*Directive 1*:
According to the article on "He Is Your Brother," what is the catalogue number of the Scandinavian release on the Polar label?
*Directive 2*:
Condense the paragraph of the article on "He Is Your Brother" that begins "The song continued on the lyrical theme" into a bulleted list.
*Directive 3*:
Write the next part of the article on "He Is Your Brother," starting after its final sentence.

*Excerpted passage*:
"He Is Your Brother" is a song recorded in 1972 by Swedish pop group ABBA, at the time known as "Björn & Benny, Agnetha & Anni-Frid".

The song continued on the lyrical theme from "People Need Love" about reaching out to your fellow man. It was issued as a single in Scandinavia, and was taken from the group's debut album Ring Ring, which was released in 1973 in Scandinavia and a few European countries, excluding the United Kingdom. The catalogue number for Scandinavian releases on the Polar label is: POS 1168. The catalogue number in New Zealand is FAY 1054 on the Family label, the previous issue on this label being "People Need Love". The catalogue number in the United States is P 50037 on Playboy Records label.

Track listings

Sweden 
A. "He Is Your Brother"

B. "Santa Rosa"

USA 
A. "He Is Your Brother"

B. "I Saw It In The Mirror"

USA (Mono / Stereo)

A. "He Is Your Brother"

B. "He Is Your Brother"

History
The song was written and composed by Benny Andersson & Björn Ulvaeus. All four ABBA members share lead-vocals on this recording.

The song was one of the early favourites among the group's members, and was the only song from the group's first album which was performed during the group's 1977 tour of Europe and Australia. It was performed by artists (along with ABBA), during the Music for UNICEF Concert in January 1979.

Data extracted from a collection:
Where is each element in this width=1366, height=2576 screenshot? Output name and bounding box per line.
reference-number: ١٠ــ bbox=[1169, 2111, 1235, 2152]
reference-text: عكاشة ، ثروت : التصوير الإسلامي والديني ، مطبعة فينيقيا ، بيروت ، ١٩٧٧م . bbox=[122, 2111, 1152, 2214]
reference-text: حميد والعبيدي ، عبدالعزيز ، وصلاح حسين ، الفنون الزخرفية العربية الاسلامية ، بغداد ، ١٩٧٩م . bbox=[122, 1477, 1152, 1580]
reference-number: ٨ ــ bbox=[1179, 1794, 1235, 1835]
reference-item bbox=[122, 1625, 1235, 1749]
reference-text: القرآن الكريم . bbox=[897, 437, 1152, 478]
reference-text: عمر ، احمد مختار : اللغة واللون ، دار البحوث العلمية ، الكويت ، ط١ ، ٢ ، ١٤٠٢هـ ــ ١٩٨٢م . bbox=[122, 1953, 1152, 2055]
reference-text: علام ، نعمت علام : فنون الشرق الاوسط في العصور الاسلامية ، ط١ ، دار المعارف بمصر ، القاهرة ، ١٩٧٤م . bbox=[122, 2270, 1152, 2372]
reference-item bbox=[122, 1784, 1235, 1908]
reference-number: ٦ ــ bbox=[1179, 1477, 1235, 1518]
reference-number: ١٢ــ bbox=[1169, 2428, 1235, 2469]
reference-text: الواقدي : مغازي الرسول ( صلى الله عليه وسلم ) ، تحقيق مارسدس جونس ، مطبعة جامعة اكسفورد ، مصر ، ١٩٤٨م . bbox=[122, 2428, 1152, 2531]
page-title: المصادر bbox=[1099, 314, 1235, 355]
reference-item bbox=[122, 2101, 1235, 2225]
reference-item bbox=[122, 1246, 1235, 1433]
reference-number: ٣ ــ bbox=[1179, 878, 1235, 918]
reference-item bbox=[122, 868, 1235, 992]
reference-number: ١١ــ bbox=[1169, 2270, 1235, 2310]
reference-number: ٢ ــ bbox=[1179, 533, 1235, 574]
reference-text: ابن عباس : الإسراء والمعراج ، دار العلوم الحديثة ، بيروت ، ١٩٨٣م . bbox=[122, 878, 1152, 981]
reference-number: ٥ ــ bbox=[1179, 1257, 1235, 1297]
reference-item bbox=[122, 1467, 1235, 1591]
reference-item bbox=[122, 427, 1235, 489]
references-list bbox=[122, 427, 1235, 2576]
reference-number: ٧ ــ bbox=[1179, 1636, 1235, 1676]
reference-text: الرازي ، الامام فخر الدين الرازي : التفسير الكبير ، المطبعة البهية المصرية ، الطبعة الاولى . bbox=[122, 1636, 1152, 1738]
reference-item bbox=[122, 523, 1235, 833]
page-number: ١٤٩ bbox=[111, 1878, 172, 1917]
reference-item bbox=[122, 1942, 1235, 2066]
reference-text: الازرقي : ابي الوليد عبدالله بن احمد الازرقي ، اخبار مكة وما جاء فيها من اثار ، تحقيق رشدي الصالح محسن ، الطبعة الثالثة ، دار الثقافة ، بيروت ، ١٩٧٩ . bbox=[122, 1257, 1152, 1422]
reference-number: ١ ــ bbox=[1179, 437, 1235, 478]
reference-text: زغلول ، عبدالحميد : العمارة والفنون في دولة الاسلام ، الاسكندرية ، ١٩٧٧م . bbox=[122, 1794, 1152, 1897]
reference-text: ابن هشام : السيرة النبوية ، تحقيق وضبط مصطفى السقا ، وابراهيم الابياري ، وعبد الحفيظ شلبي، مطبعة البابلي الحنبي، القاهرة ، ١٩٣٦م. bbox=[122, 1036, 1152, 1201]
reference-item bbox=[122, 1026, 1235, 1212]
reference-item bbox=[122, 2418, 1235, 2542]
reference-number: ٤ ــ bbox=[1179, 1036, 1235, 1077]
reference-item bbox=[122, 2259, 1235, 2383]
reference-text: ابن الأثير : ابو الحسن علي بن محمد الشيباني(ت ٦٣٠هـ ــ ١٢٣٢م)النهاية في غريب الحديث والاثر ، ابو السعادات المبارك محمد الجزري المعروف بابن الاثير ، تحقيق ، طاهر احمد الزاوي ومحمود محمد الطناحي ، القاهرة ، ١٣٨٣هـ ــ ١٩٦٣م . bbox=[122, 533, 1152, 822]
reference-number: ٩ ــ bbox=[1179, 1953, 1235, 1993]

*Exercise output 1*:
POS 1168

*Exercise output 2*:
- Lyrical theme: continues the message of "People Need Love" about reaching out to your fellow man.
- Release: issued as a single in Scandinavia.
- Album: taken from ABBA's debut album Ring Ring, released in 1973 in Scandinavia and a few European countries, not including the United Kingdom.
- Catalogue numbers:
  - Scandinavia: POS 1168 on Polar
  - New Zealand: FAY 1054 on Family, following "People Need Love" on that label
  - United States: P 50037 on Playboy Records

*Exercise output 3*:
Reception
Due to its limited release, and the fact that ABBA had not achieved a great following outside of their native Sweden at the time, the song only charted in Scandinavian countries. In Sweden, it did not reach the Swedish sales chart but was a big radio hit reaching #1 on the Tio i Topp singles chart.
The single was also released in New Zealand on the local Family Label.
"He is Your Brother" was released as a single in the United States in 1973 on the Playboy label, catalogue number Playboy Records – P 50037, with "I Saw It In The Mirror" on the B-side.

In popular culture
 ABBA performed the song live in the film ABBA: The Movie (1977).

Cover versions
The song was covered by ABBA tribute pop group Arrival on their 1999 album First Flight.

Svenne & Lotta, Swedish duo with connections to ABBA, recorded the song as a b-side to their cover of ABBA's "Dance (While the Music Still Goes On)".

Santa Rosa
The B-side of the single, "Santa Rosa" had the working title "Grandpa's Banjo" and was originally recorded in 1972 with the intention of releasing it as single in Japan. It was considered a "Bjorn And Benny" track. The writers have explained their dislike of the song, saying that the lyrics were clumsy due to the fact they only put the name "Santa Rosa" in because it fit the song; they actually came from Stockholm.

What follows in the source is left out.